Directions for this task:
Omit the images, then print each record below exactly as it reads.

Supplied material:

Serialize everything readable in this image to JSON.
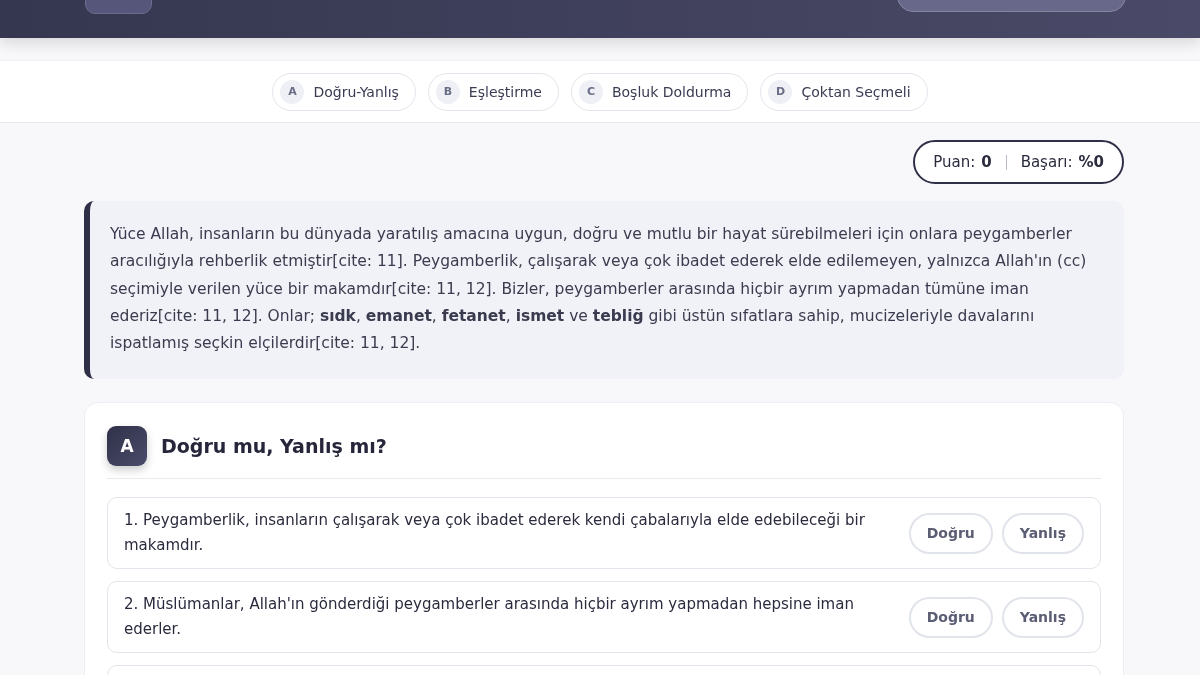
{
  "nav_tabs": [
    {
      "letter": "A",
      "label": "Doğru-Yanlış"
    },
    {
      "letter": "B",
      "label": "Eşleştirme"
    },
    {
      "letter": "C",
      "label": "Boşluk Doldurma"
    },
    {
      "letter": "D",
      "label": "Çoktan Seçmeli"
    }
  ],
  "score": {
    "points_label": "Puan:",
    "points": "0",
    "success_label": "Başarı:",
    "success": "%0"
  },
  "intro": "Yüce Allah, insanların bu dünyada yaratılış amacına uygun, doğru ve mutlu bir hayat sürebilmeleri için onlara peygamberler aracılığıyla rehberlik etmiştir[cite: 11]. Peygamberlik, çalışarak veya çok ibadet ederek elde edilemeyen, yalnızca Allah'ın (cc) seçimiyle verilen yüce bir makamdır[cite: 11, 12]. Bizler, peygamberler arasında hiçbir ayrım yapmadan tümüne iman ederiz[cite: 11, 12]. Onlar; **sıdk**, **emanet**, **fetanet**, **ismet** ve **tebliğ** gibi üstün sıfatlara sahip, mucizeleriyle davalarını ispatlamış seçkin elçilerdir[cite: 11, 12].",
  "section": {
    "letter": "A",
    "title": "Doğru mu, Yanlış mı?",
    "questions": [
      {
        "text": "1. Peygamberlik, insanların çalışarak veya çok ibadet ederek kendi çabalarıyla elde edebileceği bir makamdır.",
        "buttons": [
          "Doğru",
          "Yanlış"
        ]
      },
      {
        "text": "2. Müslümanlar, Allah'ın gönderdiği peygamberler arasında hiçbir ayrım yapmadan hepsine iman ederler.",
        "buttons": [
          "Doğru",
          "Yanlış"
        ]
      }
    ]
  }
}
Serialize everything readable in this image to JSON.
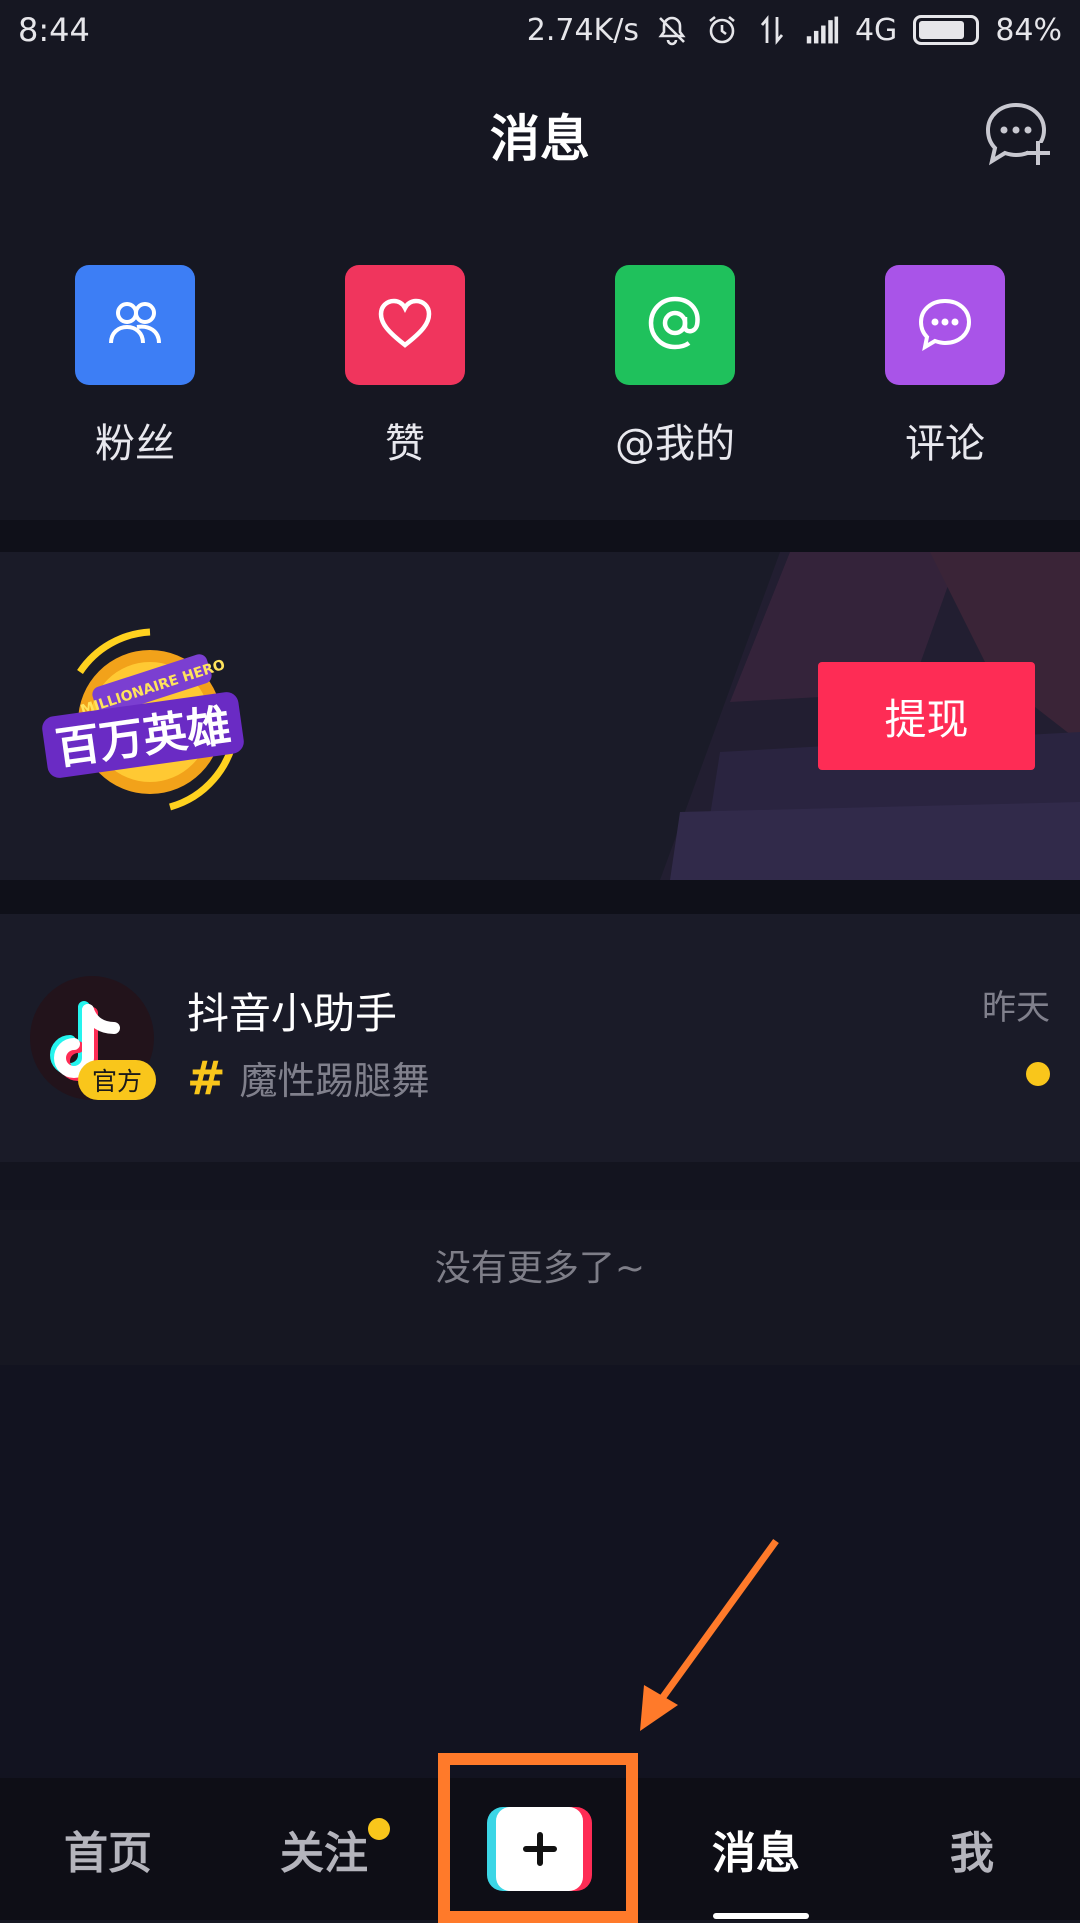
{
  "status_bar": {
    "time": "8:44",
    "network_speed": "2.74K/s",
    "network_type": "4G",
    "battery_percent": "84%",
    "battery_level": 0.84,
    "icons": [
      "mute-icon",
      "alarm-icon",
      "data-transfer-icon",
      "signal-icon",
      "battery-icon"
    ]
  },
  "header": {
    "title": "消息",
    "action_icon": "new-chat-icon"
  },
  "quick_actions": [
    {
      "label": "粉丝",
      "icon": "fans-icon",
      "color": "#3d7ef5"
    },
    {
      "label": "赞",
      "icon": "heart-icon",
      "color": "#f0355d"
    },
    {
      "label": "@我的",
      "icon": "at-icon",
      "color": "#1fc15c"
    },
    {
      "label": "评论",
      "icon": "comment-icon",
      "color": "#a954e8"
    }
  ],
  "banner": {
    "logo_icon": "millionaire-hero-logo",
    "logo_text": "百万英雄",
    "logo_subtext": "MILLIONAIRE HERO",
    "button_label": "提现",
    "button_color": "#fe2c55"
  },
  "messages": [
    {
      "name": "抖音小助手",
      "badge": "官方",
      "preview": "魔性踢腿舞",
      "time": "昨天",
      "unread": true,
      "avatar_icon": "tiktok-logo-icon"
    }
  ],
  "list_end_text": "没有更多了~",
  "tab_bar": {
    "tabs": [
      {
        "label": "首页",
        "active": false
      },
      {
        "label": "关注",
        "active": false,
        "has_dot": true
      },
      {
        "label": "消息",
        "active": true
      },
      {
        "label": "我",
        "active": false
      }
    ],
    "add_button_icon": "plus-icon"
  },
  "colors": {
    "background": "#161722",
    "accent_yellow": "#f9c61b",
    "accent_red": "#fe2c55",
    "annotation_orange": "#ff7a2a"
  }
}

Exercise solution:
Serialize everything readable in this image to JSON.
{
  "nav_tabs": [
    {
      "letter": "A",
      "label": "Doğru-Yanlış"
    },
    {
      "letter": "B",
      "label": "Eşleştirme"
    },
    {
      "letter": "C",
      "label": "Boşluk Doldurma"
    },
    {
      "letter": "D",
      "label": "Çoktan Seçmeli"
    }
  ],
  "score": {
    "points_label": "Puan:",
    "points": "0",
    "success_label": "Başarı:",
    "success": "%0"
  },
  "intro": "Yüce Allah, insanların bu dünyada yaratılış amacına uygun, doğru ve mutlu bir hayat sürebilmeleri için onlara peygamberler aracılığıyla rehberlik etmiştir[cite: 11]. Peygamberlik, çalışarak veya çok ibadet ederek elde edilemeyen, yalnızca Allah'ın (cc) seçimiyle verilen yüce bir makamdır[cite: 11, 12]. Bizler, peygamberler arasında hiçbir ayrım yapmadan tümüne iman ederiz[cite: 11, 12]. Onlar; **sıdk**, **emanet**, **fetanet**, **ismet** ve **tebliğ** gibi üstün sıfatlara sahip, mucizeleriyle davalarını ispatlamış seçkin elçilerdir[cite: 11, 12].",
  "section": {
    "letter": "A",
    "title": "Doğru mu, Yanlış mı?",
    "questions": [
      {
        "text": "1. Peygamberlik, insanların çalışarak veya çok ibadet ederek kendi çabalarıyla elde edebileceği bir makamdır.",
        "buttons": [
          "Doğru",
          "Yanlış"
        ]
      },
      {
        "text": "2. Müslümanlar, Allah'ın gönderdiği peygamberler arasında hiçbir ayrım yapmadan hepsine iman ederler.",
        "buttons": [
          "Doğru",
          "Yanlış"
        ]
      }
    ]
  }
}
Serialize everything readable in this image to JSON.
{
  "status_bar": {
    "time": "8:44",
    "network_speed": "2.74K/s",
    "network_type": "4G",
    "battery_percent": "84%",
    "battery_level": 0.84,
    "icons": [
      "mute-icon",
      "alarm-icon",
      "data-transfer-icon",
      "signal-icon",
      "battery-icon"
    ]
  },
  "header": {
    "title": "消息",
    "action_icon": "new-chat-icon"
  },
  "quick_actions": [
    {
      "label": "粉丝",
      "icon": "fans-icon",
      "color": "#3d7ef5"
    },
    {
      "label": "赞",
      "icon": "heart-icon",
      "color": "#f0355d"
    },
    {
      "label": "@我的",
      "icon": "at-icon",
      "color": "#1fc15c"
    },
    {
      "label": "评论",
      "icon": "comment-icon",
      "color": "#a954e8"
    }
  ],
  "banner": {
    "logo_icon": "millionaire-hero-logo",
    "logo_text": "百万英雄",
    "logo_subtext": "MILLIONAIRE HERO",
    "button_label": "提现",
    "button_color": "#fe2c55"
  },
  "messages": [
    {
      "name": "抖音小助手",
      "badge": "官方",
      "preview": "魔性踢腿舞",
      "time": "昨天",
      "unread": true,
      "avatar_icon": "tiktok-logo-icon"
    }
  ],
  "list_end_text": "没有更多了~",
  "tab_bar": {
    "tabs": [
      {
        "label": "首页",
        "active": false
      },
      {
        "label": "关注",
        "active": false,
        "has_dot": true
      },
      {
        "label": "消息",
        "active": true
      },
      {
        "label": "我",
        "active": false
      }
    ],
    "add_button_icon": "plus-icon"
  },
  "colors": {
    "background": "#161722",
    "accent_yellow": "#f9c61b",
    "accent_red": "#fe2c55",
    "annotation_orange": "#ff7a2a"
  }
}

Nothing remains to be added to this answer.